_To be done_: Retype the records that come next, word for word.

_Supplied material_:
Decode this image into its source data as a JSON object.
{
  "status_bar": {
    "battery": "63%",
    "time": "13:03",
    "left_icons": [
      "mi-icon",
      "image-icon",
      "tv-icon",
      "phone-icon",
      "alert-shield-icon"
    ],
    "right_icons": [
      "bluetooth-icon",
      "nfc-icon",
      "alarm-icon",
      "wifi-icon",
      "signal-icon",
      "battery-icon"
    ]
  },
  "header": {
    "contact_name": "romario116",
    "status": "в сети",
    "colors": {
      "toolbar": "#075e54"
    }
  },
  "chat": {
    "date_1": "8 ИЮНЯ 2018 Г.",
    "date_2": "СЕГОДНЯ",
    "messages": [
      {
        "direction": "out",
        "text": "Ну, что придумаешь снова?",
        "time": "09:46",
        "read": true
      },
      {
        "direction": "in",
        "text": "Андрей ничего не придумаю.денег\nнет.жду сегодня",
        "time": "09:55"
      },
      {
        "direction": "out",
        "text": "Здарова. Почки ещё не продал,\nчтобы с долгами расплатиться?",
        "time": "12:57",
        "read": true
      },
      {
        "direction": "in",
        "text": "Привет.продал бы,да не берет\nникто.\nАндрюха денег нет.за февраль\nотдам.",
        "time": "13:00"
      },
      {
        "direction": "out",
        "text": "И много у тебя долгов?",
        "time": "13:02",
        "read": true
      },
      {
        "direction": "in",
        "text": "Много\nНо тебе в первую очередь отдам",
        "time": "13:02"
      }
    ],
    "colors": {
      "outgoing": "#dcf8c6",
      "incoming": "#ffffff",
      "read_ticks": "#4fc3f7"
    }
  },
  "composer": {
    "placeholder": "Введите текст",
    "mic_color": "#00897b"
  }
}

_Response below_:
Decode this image into its source data as a JSON object.
{
  "status_bar": {
    "battery": "63%",
    "time": "13:03",
    "left_icons": [
      "mi-icon",
      "image-icon",
      "tv-icon",
      "phone-icon",
      "alert-shield-icon"
    ],
    "right_icons": [
      "bluetooth-icon",
      "nfc-icon",
      "alarm-icon",
      "wifi-icon",
      "signal-icon",
      "battery-icon"
    ]
  },
  "header": {
    "contact_name": "romario116",
    "status": "в сети",
    "colors": {
      "toolbar": "#075e54"
    }
  },
  "chat": {
    "date_1": "8 ИЮНЯ 2018 Г.",
    "date_2": "СЕГОДНЯ",
    "messages": [
      {
        "direction": "out",
        "text": "Ну, что придумаешь снова?",
        "time": "09:46",
        "read": true
      },
      {
        "direction": "in",
        "text": "Андрей ничего не придумаю.денег\nнет.жду сегодня",
        "time": "09:55"
      },
      {
        "direction": "out",
        "text": "Здарова. Почки ещё не продал,\nчтобы с долгами расплатиться?",
        "time": "12:57",
        "read": true
      },
      {
        "direction": "in",
        "text": "Привет.продал бы,да не берет\nникто.\nАндрюха денег нет.за февраль\nотдам.",
        "time": "13:00"
      },
      {
        "direction": "out",
        "text": "И много у тебя долгов?",
        "time": "13:02",
        "read": true
      },
      {
        "direction": "in",
        "text": "Много\nНо тебе в первую очередь отдам",
        "time": "13:02"
      }
    ],
    "colors": {
      "outgoing": "#dcf8c6",
      "incoming": "#ffffff",
      "read_ticks": "#4fc3f7"
    }
  },
  "composer": {
    "placeholder": "Введите текст",
    "mic_color": "#00897b"
  }
}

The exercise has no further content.